*Exercise*
Quote the records that follow in full, leaving the pictures out.

— Begin Exercise inputs —

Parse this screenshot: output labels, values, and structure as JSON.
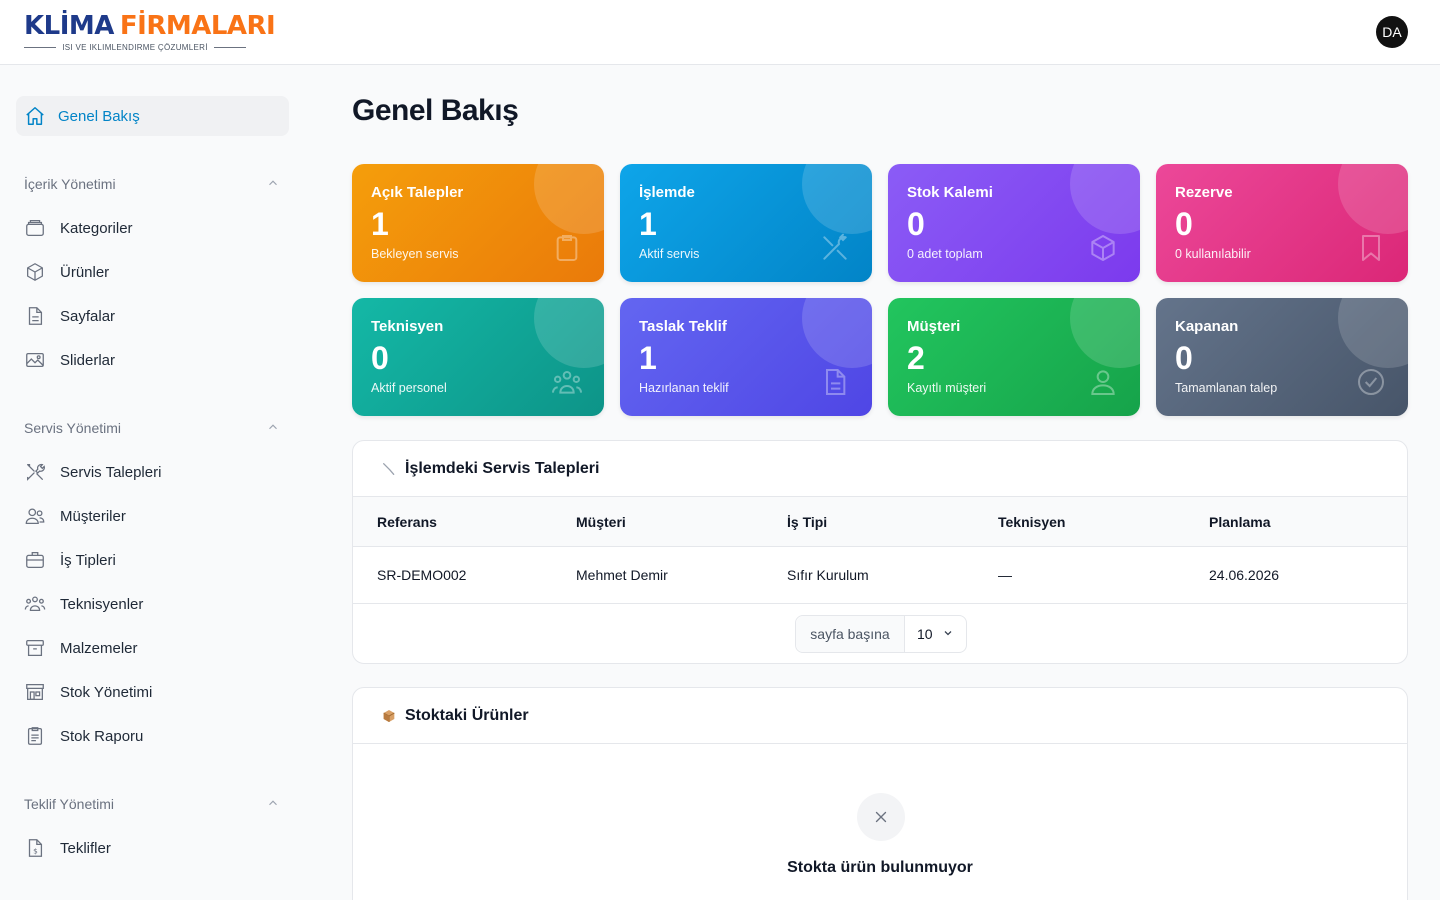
{
  "header": {
    "logo_part1": "KLİMA",
    "logo_part2": "FİRMALARI",
    "logo_tagline": "ISI VE IKLIMLENDIRME ÇÖZUMLERİ",
    "user_initials": "DA"
  },
  "page_title": "Genel Bakış",
  "sidebar": {
    "active": {
      "label": "Genel Bakış",
      "icon": "home-icon"
    },
    "sections": [
      {
        "title": "İçerik Yönetimi",
        "items": [
          {
            "label": "Kategoriler",
            "icon": "folder-icon"
          },
          {
            "label": "Ürünler",
            "icon": "cube-icon"
          },
          {
            "label": "Sayfalar",
            "icon": "document-icon"
          },
          {
            "label": "Sliderlar",
            "icon": "image-icon"
          }
        ]
      },
      {
        "title": "Servis Yönetimi",
        "items": [
          {
            "label": "Servis Talepleri",
            "icon": "tools-icon"
          },
          {
            "label": "Müşteriler",
            "icon": "users-icon"
          },
          {
            "label": "İş Tipleri",
            "icon": "briefcase-icon"
          },
          {
            "label": "Teknisyenler",
            "icon": "team-icon"
          },
          {
            "label": "Malzemeler",
            "icon": "archive-icon"
          },
          {
            "label": "Stok Yönetimi",
            "icon": "store-icon"
          },
          {
            "label": "Stok Raporu",
            "icon": "clipboard-icon"
          }
        ]
      },
      {
        "title": "Teklif Yönetimi",
        "items": [
          {
            "label": "Teklifler",
            "icon": "invoice-icon"
          }
        ]
      }
    ]
  },
  "stats": [
    {
      "title": "Açık Talepler",
      "value": "1",
      "sub": "Bekleyen servis",
      "icon": "clipboard-icon",
      "color_from": "#f59e0b",
      "color_to": "#ea7a0a"
    },
    {
      "title": "İşlemde",
      "value": "1",
      "sub": "Aktif servis",
      "icon": "wrench-icon",
      "color_from": "#0ea5e9",
      "color_to": "#0284c7"
    },
    {
      "title": "Stok Kalemi",
      "value": "0",
      "sub": "0 adet toplam",
      "icon": "cube-icon",
      "color_from": "#8b5cf6",
      "color_to": "#7c3aed"
    },
    {
      "title": "Rezerve",
      "value": "0",
      "sub": "0 kullanılabilir",
      "icon": "bookmark-icon",
      "color_from": "#ec4899",
      "color_to": "#db2777"
    },
    {
      "title": "Teknisyen",
      "value": "0",
      "sub": "Aktif personel",
      "icon": "team-icon",
      "color_from": "#14b8a6",
      "color_to": "#0d9488"
    },
    {
      "title": "Taslak Teklif",
      "value": "1",
      "sub": "Hazırlanan teklif",
      "icon": "document-icon",
      "color_from": "#6366f1",
      "color_to": "#4f46e5"
    },
    {
      "title": "Müşteri",
      "value": "2",
      "sub": "Kayıtlı müşteri",
      "icon": "user-icon",
      "color_from": "#22c55e",
      "color_to": "#16a34a"
    },
    {
      "title": "Kapanan",
      "value": "0",
      "sub": "Tamamlanan talep",
      "icon": "check-circle-icon",
      "color_from": "#64748b",
      "color_to": "#475569"
    }
  ],
  "service_panel": {
    "title": "İşlemdeki Servis Talepleri",
    "columns": [
      "Referans",
      "Müşteri",
      "İş Tipi",
      "Teknisyen",
      "Planlama"
    ],
    "rows": [
      [
        "SR-DEMO002",
        "Mehmet Demir",
        "Sıfır Kurulum",
        "—",
        "24.06.2026"
      ]
    ],
    "per_page_label": "sayfa başına",
    "per_page_value": "10"
  },
  "stock_panel": {
    "title": "Stoktaki Ürünler",
    "empty_text": "Stokta ürün bulunmuyor"
  }
}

— End Exercise inputs —

*Response to this task*
Parse this screenshot: output labels, values, and structure as JSON.
{
  "header": {
    "logo_part1": "KLİMA",
    "logo_part2": "FİRMALARI",
    "logo_tagline": "ISI VE IKLIMLENDIRME ÇÖZUMLERİ",
    "user_initials": "DA"
  },
  "page_title": "Genel Bakış",
  "sidebar": {
    "active": {
      "label": "Genel Bakış",
      "icon": "home-icon"
    },
    "sections": [
      {
        "title": "İçerik Yönetimi",
        "items": [
          {
            "label": "Kategoriler",
            "icon": "folder-icon"
          },
          {
            "label": "Ürünler",
            "icon": "cube-icon"
          },
          {
            "label": "Sayfalar",
            "icon": "document-icon"
          },
          {
            "label": "Sliderlar",
            "icon": "image-icon"
          }
        ]
      },
      {
        "title": "Servis Yönetimi",
        "items": [
          {
            "label": "Servis Talepleri",
            "icon": "tools-icon"
          },
          {
            "label": "Müşteriler",
            "icon": "users-icon"
          },
          {
            "label": "İş Tipleri",
            "icon": "briefcase-icon"
          },
          {
            "label": "Teknisyenler",
            "icon": "team-icon"
          },
          {
            "label": "Malzemeler",
            "icon": "archive-icon"
          },
          {
            "label": "Stok Yönetimi",
            "icon": "store-icon"
          },
          {
            "label": "Stok Raporu",
            "icon": "clipboard-icon"
          }
        ]
      },
      {
        "title": "Teklif Yönetimi",
        "items": [
          {
            "label": "Teklifler",
            "icon": "invoice-icon"
          }
        ]
      }
    ]
  },
  "stats": [
    {
      "title": "Açık Talepler",
      "value": "1",
      "sub": "Bekleyen servis",
      "icon": "clipboard-icon",
      "color_from": "#f59e0b",
      "color_to": "#ea7a0a"
    },
    {
      "title": "İşlemde",
      "value": "1",
      "sub": "Aktif servis",
      "icon": "wrench-icon",
      "color_from": "#0ea5e9",
      "color_to": "#0284c7"
    },
    {
      "title": "Stok Kalemi",
      "value": "0",
      "sub": "0 adet toplam",
      "icon": "cube-icon",
      "color_from": "#8b5cf6",
      "color_to": "#7c3aed"
    },
    {
      "title": "Rezerve",
      "value": "0",
      "sub": "0 kullanılabilir",
      "icon": "bookmark-icon",
      "color_from": "#ec4899",
      "color_to": "#db2777"
    },
    {
      "title": "Teknisyen",
      "value": "0",
      "sub": "Aktif personel",
      "icon": "team-icon",
      "color_from": "#14b8a6",
      "color_to": "#0d9488"
    },
    {
      "title": "Taslak Teklif",
      "value": "1",
      "sub": "Hazırlanan teklif",
      "icon": "document-icon",
      "color_from": "#6366f1",
      "color_to": "#4f46e5"
    },
    {
      "title": "Müşteri",
      "value": "2",
      "sub": "Kayıtlı müşteri",
      "icon": "user-icon",
      "color_from": "#22c55e",
      "color_to": "#16a34a"
    },
    {
      "title": "Kapanan",
      "value": "0",
      "sub": "Tamamlanan talep",
      "icon": "check-circle-icon",
      "color_from": "#64748b",
      "color_to": "#475569"
    }
  ],
  "service_panel": {
    "title": "İşlemdeki Servis Talepleri",
    "columns": [
      "Referans",
      "Müşteri",
      "İş Tipi",
      "Teknisyen",
      "Planlama"
    ],
    "rows": [
      [
        "SR-DEMO002",
        "Mehmet Demir",
        "Sıfır Kurulum",
        "—",
        "24.06.2026"
      ]
    ],
    "per_page_label": "sayfa başına",
    "per_page_value": "10"
  },
  "stock_panel": {
    "title": "Stoktaki Ürünler",
    "empty_text": "Stokta ürün bulunmuyor"
  }
}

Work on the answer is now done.